The entries below should be output exactly as written.

▶ [Task data]
━━━━━━━━━━

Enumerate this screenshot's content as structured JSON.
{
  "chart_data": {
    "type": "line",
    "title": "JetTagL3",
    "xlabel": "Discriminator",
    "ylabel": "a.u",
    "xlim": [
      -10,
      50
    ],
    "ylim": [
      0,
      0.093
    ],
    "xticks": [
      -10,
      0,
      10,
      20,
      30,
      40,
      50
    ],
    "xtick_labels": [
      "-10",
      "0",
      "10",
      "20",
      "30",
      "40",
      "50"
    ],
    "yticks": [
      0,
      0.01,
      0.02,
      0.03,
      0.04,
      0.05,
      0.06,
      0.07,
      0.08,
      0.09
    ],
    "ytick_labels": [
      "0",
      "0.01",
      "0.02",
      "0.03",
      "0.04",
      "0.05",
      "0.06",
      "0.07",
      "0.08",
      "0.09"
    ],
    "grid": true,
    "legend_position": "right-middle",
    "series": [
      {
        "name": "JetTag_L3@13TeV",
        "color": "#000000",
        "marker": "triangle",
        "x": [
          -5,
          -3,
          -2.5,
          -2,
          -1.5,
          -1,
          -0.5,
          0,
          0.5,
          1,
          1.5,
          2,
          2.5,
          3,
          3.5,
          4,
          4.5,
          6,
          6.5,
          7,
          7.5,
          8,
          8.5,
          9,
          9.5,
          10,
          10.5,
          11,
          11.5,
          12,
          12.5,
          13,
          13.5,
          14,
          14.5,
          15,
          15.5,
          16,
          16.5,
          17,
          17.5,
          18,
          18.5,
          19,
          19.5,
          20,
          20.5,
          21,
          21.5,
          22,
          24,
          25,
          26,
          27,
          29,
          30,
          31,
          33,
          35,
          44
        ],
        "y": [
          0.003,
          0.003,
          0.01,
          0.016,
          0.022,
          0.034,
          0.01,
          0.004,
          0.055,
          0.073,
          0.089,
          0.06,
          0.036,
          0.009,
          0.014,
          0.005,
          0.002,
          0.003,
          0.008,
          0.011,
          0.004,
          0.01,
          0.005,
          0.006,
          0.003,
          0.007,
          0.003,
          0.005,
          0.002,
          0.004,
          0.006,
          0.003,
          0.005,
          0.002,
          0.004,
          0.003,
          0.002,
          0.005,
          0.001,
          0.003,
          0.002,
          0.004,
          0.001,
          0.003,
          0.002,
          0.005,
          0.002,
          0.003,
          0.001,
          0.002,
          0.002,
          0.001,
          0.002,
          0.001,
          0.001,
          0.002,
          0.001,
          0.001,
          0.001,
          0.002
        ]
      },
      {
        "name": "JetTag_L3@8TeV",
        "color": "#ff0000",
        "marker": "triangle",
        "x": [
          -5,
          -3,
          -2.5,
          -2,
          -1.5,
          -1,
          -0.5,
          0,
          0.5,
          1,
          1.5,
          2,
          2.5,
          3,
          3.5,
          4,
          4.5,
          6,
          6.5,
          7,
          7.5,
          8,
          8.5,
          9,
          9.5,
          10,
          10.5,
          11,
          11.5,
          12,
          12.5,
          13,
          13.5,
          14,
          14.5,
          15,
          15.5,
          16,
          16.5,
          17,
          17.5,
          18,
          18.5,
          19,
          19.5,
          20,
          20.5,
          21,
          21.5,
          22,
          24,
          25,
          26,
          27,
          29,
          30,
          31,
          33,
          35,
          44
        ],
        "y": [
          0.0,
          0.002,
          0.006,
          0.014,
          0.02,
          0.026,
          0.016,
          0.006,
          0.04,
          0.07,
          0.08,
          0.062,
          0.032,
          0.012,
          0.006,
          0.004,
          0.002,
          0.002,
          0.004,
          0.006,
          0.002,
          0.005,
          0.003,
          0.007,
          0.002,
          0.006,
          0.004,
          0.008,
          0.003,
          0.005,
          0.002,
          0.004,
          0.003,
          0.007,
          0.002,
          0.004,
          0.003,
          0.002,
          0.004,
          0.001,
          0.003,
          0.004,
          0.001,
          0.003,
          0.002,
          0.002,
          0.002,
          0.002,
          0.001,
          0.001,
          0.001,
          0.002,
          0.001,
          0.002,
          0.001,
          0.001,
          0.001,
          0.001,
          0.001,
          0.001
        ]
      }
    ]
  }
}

━━━━━━━━━━

▶ [Exercise solution]
Enumerate this screenshot's content as structured JSON.
{
  "chart_data": {
    "type": "line",
    "title": "JetTagL3",
    "xlabel": "Discriminator",
    "ylabel": "a.u",
    "xlim": [
      -10,
      50
    ],
    "ylim": [
      0,
      0.093
    ],
    "xticks": [
      -10,
      0,
      10,
      20,
      30,
      40,
      50
    ],
    "xtick_labels": [
      "-10",
      "0",
      "10",
      "20",
      "30",
      "40",
      "50"
    ],
    "yticks": [
      0,
      0.01,
      0.02,
      0.03,
      0.04,
      0.05,
      0.06,
      0.07,
      0.08,
      0.09
    ],
    "ytick_labels": [
      "0",
      "0.01",
      "0.02",
      "0.03",
      "0.04",
      "0.05",
      "0.06",
      "0.07",
      "0.08",
      "0.09"
    ],
    "grid": true,
    "legend_position": "right-middle",
    "series": [
      {
        "name": "JetTag_L3@13TeV",
        "color": "#000000",
        "marker": "triangle",
        "x": [
          -5,
          -3,
          -2.5,
          -2,
          -1.5,
          -1,
          -0.5,
          0,
          0.5,
          1,
          1.5,
          2,
          2.5,
          3,
          3.5,
          4,
          4.5,
          6,
          6.5,
          7,
          7.5,
          8,
          8.5,
          9,
          9.5,
          10,
          10.5,
          11,
          11.5,
          12,
          12.5,
          13,
          13.5,
          14,
          14.5,
          15,
          15.5,
          16,
          16.5,
          17,
          17.5,
          18,
          18.5,
          19,
          19.5,
          20,
          20.5,
          21,
          21.5,
          22,
          24,
          25,
          26,
          27,
          29,
          30,
          31,
          33,
          35,
          44
        ],
        "y": [
          0.003,
          0.003,
          0.01,
          0.016,
          0.022,
          0.034,
          0.01,
          0.004,
          0.055,
          0.073,
          0.089,
          0.06,
          0.036,
          0.009,
          0.014,
          0.005,
          0.002,
          0.003,
          0.008,
          0.011,
          0.004,
          0.01,
          0.005,
          0.006,
          0.003,
          0.007,
          0.003,
          0.005,
          0.002,
          0.004,
          0.006,
          0.003,
          0.005,
          0.002,
          0.004,
          0.003,
          0.002,
          0.005,
          0.001,
          0.003,
          0.002,
          0.004,
          0.001,
          0.003,
          0.002,
          0.005,
          0.002,
          0.003,
          0.001,
          0.002,
          0.002,
          0.001,
          0.002,
          0.001,
          0.001,
          0.002,
          0.001,
          0.001,
          0.001,
          0.002
        ]
      },
      {
        "name": "JetTag_L3@8TeV",
        "color": "#ff0000",
        "marker": "triangle",
        "x": [
          -5,
          -3,
          -2.5,
          -2,
          -1.5,
          -1,
          -0.5,
          0,
          0.5,
          1,
          1.5,
          2,
          2.5,
          3,
          3.5,
          4,
          4.5,
          6,
          6.5,
          7,
          7.5,
          8,
          8.5,
          9,
          9.5,
          10,
          10.5,
          11,
          11.5,
          12,
          12.5,
          13,
          13.5,
          14,
          14.5,
          15,
          15.5,
          16,
          16.5,
          17,
          17.5,
          18,
          18.5,
          19,
          19.5,
          20,
          20.5,
          21,
          21.5,
          22,
          24,
          25,
          26,
          27,
          29,
          30,
          31,
          33,
          35,
          44
        ],
        "y": [
          0.0,
          0.002,
          0.006,
          0.014,
          0.02,
          0.026,
          0.016,
          0.006,
          0.04,
          0.07,
          0.08,
          0.062,
          0.032,
          0.012,
          0.006,
          0.004,
          0.002,
          0.002,
          0.004,
          0.006,
          0.002,
          0.005,
          0.003,
          0.007,
          0.002,
          0.006,
          0.004,
          0.008,
          0.003,
          0.005,
          0.002,
          0.004,
          0.003,
          0.007,
          0.002,
          0.004,
          0.003,
          0.002,
          0.004,
          0.001,
          0.003,
          0.004,
          0.001,
          0.003,
          0.002,
          0.002,
          0.002,
          0.002,
          0.001,
          0.001,
          0.001,
          0.002,
          0.001,
          0.002,
          0.001,
          0.001,
          0.001,
          0.001,
          0.001,
          0.001
        ]
      }
    ]
  }
}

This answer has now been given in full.